What the task asks =>
Without including any pictures, copy each entry below exactly.

Collected data =>
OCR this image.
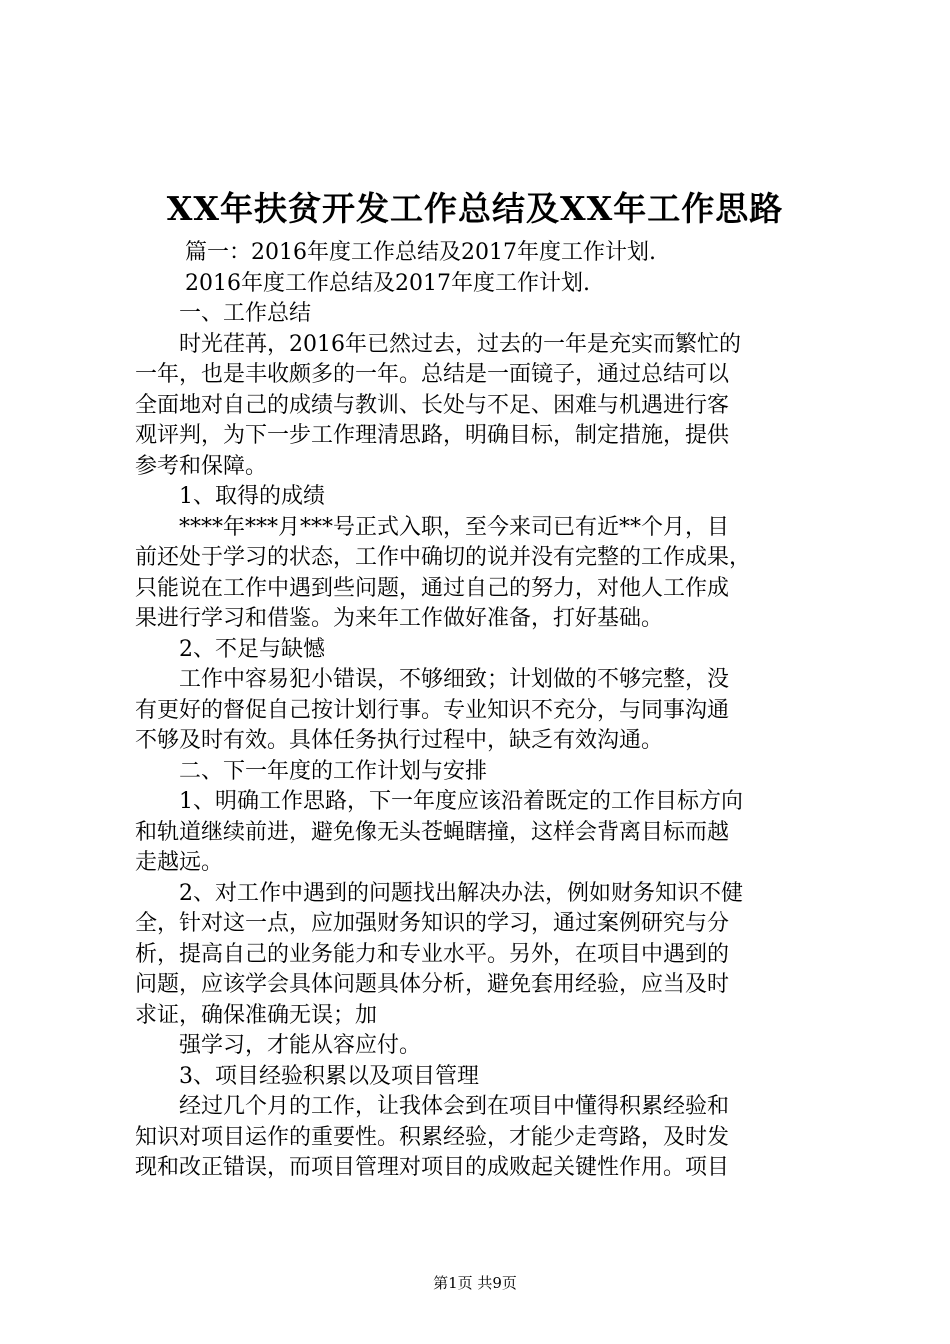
XX年扶贫开发工作总结及XX年工作思路
篇一：2016年度工作总结及2017年度工作计划.
2016年度工作总结及2017年度工作计划.
一、工作总结
时光荏苒，2016年已然过去，过去的一年是充实而繁忙的
一年，也是丰收颇多的一年。总结是一面镜子，通过总结可以
全面地对自己的成绩与教训、长处与不足、困难与机遇进行客
观评判，为下一步工作理清思路，明确目标，制定措施，提供
参考和保障。
1、取得的成绩
****年***月***号正式入职，至今来司已有近**个月，目
前还处于学习的状态，工作中确切的说并没有完整的工作成果，
只能说在工作中遇到些问题，通过自己的努力，对他人工作成
果进行学习和借鉴。为来年工作做好准备，打好基础。
2、不足与缺憾
工作中容易犯小错误，不够细致；计划做的不够完整，没
有更好的督促自己按计划行事。专业知识不充分，与同事沟通
不够及时有效。具体任务执行过程中，缺乏有效沟通。
二、下一年度的工作计划与安排
1、明确工作思路，下一年度应该沿着既定的工作目标方向
和轨道继续前进，避免像无头苍蝇瞎撞，这样会背离目标而越
走越远。
2、对工作中遇到的问题找出解决办法，例如财务知识不健
全，针对这一点，应加强财务知识的学习，通过案例研究与分
析，提高自己的业务能力和专业水平。另外，在项目中遇到的
问题，应该学会具体问题具体分析，避免套用经验，应当及时
求证，确保准确无误；加
强学习，才能从容应付。
3、项目经验积累以及项目管理
经过几个月的工作，让我体会到在项目中懂得积累经验和
知识对项目运作的重要性。积累经验，才能少走弯路，及时发
现和改正错误，而项目管理对项目的成败起关键性作用。项目
第1页 共9页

Written answer =>
OCR this image.
XX年扶贫开发工作总结及XX年工作思路
篇一：2016年度工作总结及2017年度工作计划.
2016年度工作总结及2017年度工作计划.
一、工作总结
时光荏苒，2016年已然过去，过去的一年是充实而繁忙的
一年，也是丰收颇多的一年。总结是一面镜子，通过总结可以
全面地对自己的成绩与教训、长处与不足、困难与机遇进行客
观评判，为下一步工作理清思路，明确目标，制定措施，提供
参考和保障。
1、取得的成绩
****年***月***号正式入职，至今来司已有近**个月，目
前还处于学习的状态，工作中确切的说并没有完整的工作成果，
只能说在工作中遇到些问题，通过自己的努力，对他人工作成
果进行学习和借鉴。为来年工作做好准备，打好基础。
2、不足与缺憾
工作中容易犯小错误，不够细致；计划做的不够完整，没
有更好的督促自己按计划行事。专业知识不充分，与同事沟通
不够及时有效。具体任务执行过程中，缺乏有效沟通。
二、下一年度的工作计划与安排
1、明确工作思路，下一年度应该沿着既定的工作目标方向
和轨道继续前进，避免像无头苍蝇瞎撞，这样会背离目标而越
走越远。
2、对工作中遇到的问题找出解决办法，例如财务知识不健
全，针对这一点，应加强财务知识的学习，通过案例研究与分
析，提高自己的业务能力和专业水平。另外，在项目中遇到的
问题，应该学会具体问题具体分析，避免套用经验，应当及时
求证，确保准确无误；加
强学习，才能从容应付。
3、项目经验积累以及项目管理
经过几个月的工作，让我体会到在项目中懂得积累经验和
知识对项目运作的重要性。积累经验，才能少走弯路，及时发
现和改正错误，而项目管理对项目的成败起关键性作用。项目
第1页 共9页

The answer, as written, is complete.